> Set problem
Retype the records that come next, word for word.

---------- Dataset entries ----------

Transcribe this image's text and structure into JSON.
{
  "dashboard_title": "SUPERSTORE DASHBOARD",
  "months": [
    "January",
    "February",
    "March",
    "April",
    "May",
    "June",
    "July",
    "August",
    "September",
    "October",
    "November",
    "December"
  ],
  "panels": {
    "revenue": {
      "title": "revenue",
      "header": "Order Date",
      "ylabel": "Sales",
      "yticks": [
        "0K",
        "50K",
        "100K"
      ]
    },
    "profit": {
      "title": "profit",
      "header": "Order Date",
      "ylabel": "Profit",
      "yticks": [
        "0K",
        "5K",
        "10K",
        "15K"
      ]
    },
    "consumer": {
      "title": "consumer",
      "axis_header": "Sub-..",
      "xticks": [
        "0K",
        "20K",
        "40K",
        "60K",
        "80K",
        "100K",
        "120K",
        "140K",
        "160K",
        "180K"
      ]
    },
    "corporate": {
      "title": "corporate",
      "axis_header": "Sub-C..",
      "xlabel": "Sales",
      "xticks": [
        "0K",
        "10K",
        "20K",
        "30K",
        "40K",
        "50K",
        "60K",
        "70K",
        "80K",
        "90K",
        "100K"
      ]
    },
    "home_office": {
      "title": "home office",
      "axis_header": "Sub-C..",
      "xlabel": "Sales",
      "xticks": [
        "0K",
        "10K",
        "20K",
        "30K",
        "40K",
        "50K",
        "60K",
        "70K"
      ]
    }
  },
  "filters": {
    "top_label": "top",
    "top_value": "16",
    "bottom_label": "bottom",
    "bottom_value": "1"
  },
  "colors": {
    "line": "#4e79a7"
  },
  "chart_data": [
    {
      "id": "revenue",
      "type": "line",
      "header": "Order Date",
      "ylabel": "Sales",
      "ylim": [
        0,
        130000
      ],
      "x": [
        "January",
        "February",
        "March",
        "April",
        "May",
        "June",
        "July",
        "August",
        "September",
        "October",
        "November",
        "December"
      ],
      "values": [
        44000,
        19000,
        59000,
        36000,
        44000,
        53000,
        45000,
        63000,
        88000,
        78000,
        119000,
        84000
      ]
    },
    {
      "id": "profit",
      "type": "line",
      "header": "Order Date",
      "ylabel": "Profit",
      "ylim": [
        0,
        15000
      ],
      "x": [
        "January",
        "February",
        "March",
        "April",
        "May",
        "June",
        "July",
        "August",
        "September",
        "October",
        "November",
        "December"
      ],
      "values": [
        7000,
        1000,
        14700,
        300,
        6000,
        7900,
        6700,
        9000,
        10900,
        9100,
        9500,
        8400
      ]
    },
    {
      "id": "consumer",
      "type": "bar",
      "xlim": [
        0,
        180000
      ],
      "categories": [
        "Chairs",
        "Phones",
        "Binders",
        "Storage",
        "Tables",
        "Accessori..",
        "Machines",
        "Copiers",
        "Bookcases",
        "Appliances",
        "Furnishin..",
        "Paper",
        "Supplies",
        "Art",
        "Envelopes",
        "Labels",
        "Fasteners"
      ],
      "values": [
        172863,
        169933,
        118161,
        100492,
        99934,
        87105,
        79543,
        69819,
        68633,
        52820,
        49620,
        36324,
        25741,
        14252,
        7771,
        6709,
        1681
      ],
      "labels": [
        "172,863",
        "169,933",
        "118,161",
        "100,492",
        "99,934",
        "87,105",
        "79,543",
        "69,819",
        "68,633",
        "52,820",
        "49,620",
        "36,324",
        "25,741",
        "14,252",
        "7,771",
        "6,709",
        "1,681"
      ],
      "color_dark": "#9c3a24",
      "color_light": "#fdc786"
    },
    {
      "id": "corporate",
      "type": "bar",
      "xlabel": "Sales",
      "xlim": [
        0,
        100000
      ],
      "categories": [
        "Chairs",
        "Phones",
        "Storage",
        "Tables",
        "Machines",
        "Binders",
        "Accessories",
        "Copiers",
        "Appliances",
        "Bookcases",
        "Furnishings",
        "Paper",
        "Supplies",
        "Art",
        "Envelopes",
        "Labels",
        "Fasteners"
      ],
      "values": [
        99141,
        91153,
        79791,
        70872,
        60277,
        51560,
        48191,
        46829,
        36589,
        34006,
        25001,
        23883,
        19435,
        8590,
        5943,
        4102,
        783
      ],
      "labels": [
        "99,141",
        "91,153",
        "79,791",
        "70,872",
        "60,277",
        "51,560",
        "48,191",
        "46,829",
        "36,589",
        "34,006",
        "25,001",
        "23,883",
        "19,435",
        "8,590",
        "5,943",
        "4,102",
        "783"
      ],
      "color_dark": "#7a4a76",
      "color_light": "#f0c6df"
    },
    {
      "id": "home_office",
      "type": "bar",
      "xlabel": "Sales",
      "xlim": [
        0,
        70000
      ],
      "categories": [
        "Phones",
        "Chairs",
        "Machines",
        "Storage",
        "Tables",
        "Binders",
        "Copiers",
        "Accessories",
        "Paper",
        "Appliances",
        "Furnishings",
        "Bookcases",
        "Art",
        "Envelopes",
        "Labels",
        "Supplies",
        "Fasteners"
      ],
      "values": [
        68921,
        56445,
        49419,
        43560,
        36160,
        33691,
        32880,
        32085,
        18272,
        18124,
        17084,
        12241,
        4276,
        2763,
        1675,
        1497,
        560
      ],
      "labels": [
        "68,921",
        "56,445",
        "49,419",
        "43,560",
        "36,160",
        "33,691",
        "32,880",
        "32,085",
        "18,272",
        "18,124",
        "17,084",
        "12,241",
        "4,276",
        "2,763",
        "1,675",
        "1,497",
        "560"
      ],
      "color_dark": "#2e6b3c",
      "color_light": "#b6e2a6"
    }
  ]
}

----------

> Written reply
Transcribe this image's text and structure into JSON.
{
  "dashboard_title": "SUPERSTORE DASHBOARD",
  "months": [
    "January",
    "February",
    "March",
    "April",
    "May",
    "June",
    "July",
    "August",
    "September",
    "October",
    "November",
    "December"
  ],
  "panels": {
    "revenue": {
      "title": "revenue",
      "header": "Order Date",
      "ylabel": "Sales",
      "yticks": [
        "0K",
        "50K",
        "100K"
      ]
    },
    "profit": {
      "title": "profit",
      "header": "Order Date",
      "ylabel": "Profit",
      "yticks": [
        "0K",
        "5K",
        "10K",
        "15K"
      ]
    },
    "consumer": {
      "title": "consumer",
      "axis_header": "Sub-..",
      "xticks": [
        "0K",
        "20K",
        "40K",
        "60K",
        "80K",
        "100K",
        "120K",
        "140K",
        "160K",
        "180K"
      ]
    },
    "corporate": {
      "title": "corporate",
      "axis_header": "Sub-C..",
      "xlabel": "Sales",
      "xticks": [
        "0K",
        "10K",
        "20K",
        "30K",
        "40K",
        "50K",
        "60K",
        "70K",
        "80K",
        "90K",
        "100K"
      ]
    },
    "home_office": {
      "title": "home office",
      "axis_header": "Sub-C..",
      "xlabel": "Sales",
      "xticks": [
        "0K",
        "10K",
        "20K",
        "30K",
        "40K",
        "50K",
        "60K",
        "70K"
      ]
    }
  },
  "filters": {
    "top_label": "top",
    "top_value": "16",
    "bottom_label": "bottom",
    "bottom_value": "1"
  },
  "colors": {
    "line": "#4e79a7"
  },
  "chart_data": [
    {
      "id": "revenue",
      "type": "line",
      "header": "Order Date",
      "ylabel": "Sales",
      "ylim": [
        0,
        130000
      ],
      "x": [
        "January",
        "February",
        "March",
        "April",
        "May",
        "June",
        "July",
        "August",
        "September",
        "October",
        "November",
        "December"
      ],
      "values": [
        44000,
        19000,
        59000,
        36000,
        44000,
        53000,
        45000,
        63000,
        88000,
        78000,
        119000,
        84000
      ]
    },
    {
      "id": "profit",
      "type": "line",
      "header": "Order Date",
      "ylabel": "Profit",
      "ylim": [
        0,
        15000
      ],
      "x": [
        "January",
        "February",
        "March",
        "April",
        "May",
        "June",
        "July",
        "August",
        "September",
        "October",
        "November",
        "December"
      ],
      "values": [
        7000,
        1000,
        14700,
        300,
        6000,
        7900,
        6700,
        9000,
        10900,
        9100,
        9500,
        8400
      ]
    },
    {
      "id": "consumer",
      "type": "bar",
      "xlim": [
        0,
        180000
      ],
      "categories": [
        "Chairs",
        "Phones",
        "Binders",
        "Storage",
        "Tables",
        "Accessori..",
        "Machines",
        "Copiers",
        "Bookcases",
        "Appliances",
        "Furnishin..",
        "Paper",
        "Supplies",
        "Art",
        "Envelopes",
        "Labels",
        "Fasteners"
      ],
      "values": [
        172863,
        169933,
        118161,
        100492,
        99934,
        87105,
        79543,
        69819,
        68633,
        52820,
        49620,
        36324,
        25741,
        14252,
        7771,
        6709,
        1681
      ],
      "labels": [
        "172,863",
        "169,933",
        "118,161",
        "100,492",
        "99,934",
        "87,105",
        "79,543",
        "69,819",
        "68,633",
        "52,820",
        "49,620",
        "36,324",
        "25,741",
        "14,252",
        "7,771",
        "6,709",
        "1,681"
      ],
      "color_dark": "#9c3a24",
      "color_light": "#fdc786"
    },
    {
      "id": "corporate",
      "type": "bar",
      "xlabel": "Sales",
      "xlim": [
        0,
        100000
      ],
      "categories": [
        "Chairs",
        "Phones",
        "Storage",
        "Tables",
        "Machines",
        "Binders",
        "Accessories",
        "Copiers",
        "Appliances",
        "Bookcases",
        "Furnishings",
        "Paper",
        "Supplies",
        "Art",
        "Envelopes",
        "Labels",
        "Fasteners"
      ],
      "values": [
        99141,
        91153,
        79791,
        70872,
        60277,
        51560,
        48191,
        46829,
        36589,
        34006,
        25001,
        23883,
        19435,
        8590,
        5943,
        4102,
        783
      ],
      "labels": [
        "99,141",
        "91,153",
        "79,791",
        "70,872",
        "60,277",
        "51,560",
        "48,191",
        "46,829",
        "36,589",
        "34,006",
        "25,001",
        "23,883",
        "19,435",
        "8,590",
        "5,943",
        "4,102",
        "783"
      ],
      "color_dark": "#7a4a76",
      "color_light": "#f0c6df"
    },
    {
      "id": "home_office",
      "type": "bar",
      "xlabel": "Sales",
      "xlim": [
        0,
        70000
      ],
      "categories": [
        "Phones",
        "Chairs",
        "Machines",
        "Storage",
        "Tables",
        "Binders",
        "Copiers",
        "Accessories",
        "Paper",
        "Appliances",
        "Furnishings",
        "Bookcases",
        "Art",
        "Envelopes",
        "Labels",
        "Supplies",
        "Fasteners"
      ],
      "values": [
        68921,
        56445,
        49419,
        43560,
        36160,
        33691,
        32880,
        32085,
        18272,
        18124,
        17084,
        12241,
        4276,
        2763,
        1675,
        1497,
        560
      ],
      "labels": [
        "68,921",
        "56,445",
        "49,419",
        "43,560",
        "36,160",
        "33,691",
        "32,880",
        "32,085",
        "18,272",
        "18,124",
        "17,084",
        "12,241",
        "4,276",
        "2,763",
        "1,675",
        "1,497",
        "560"
      ],
      "color_dark": "#2e6b3c",
      "color_light": "#b6e2a6"
    }
  ]
}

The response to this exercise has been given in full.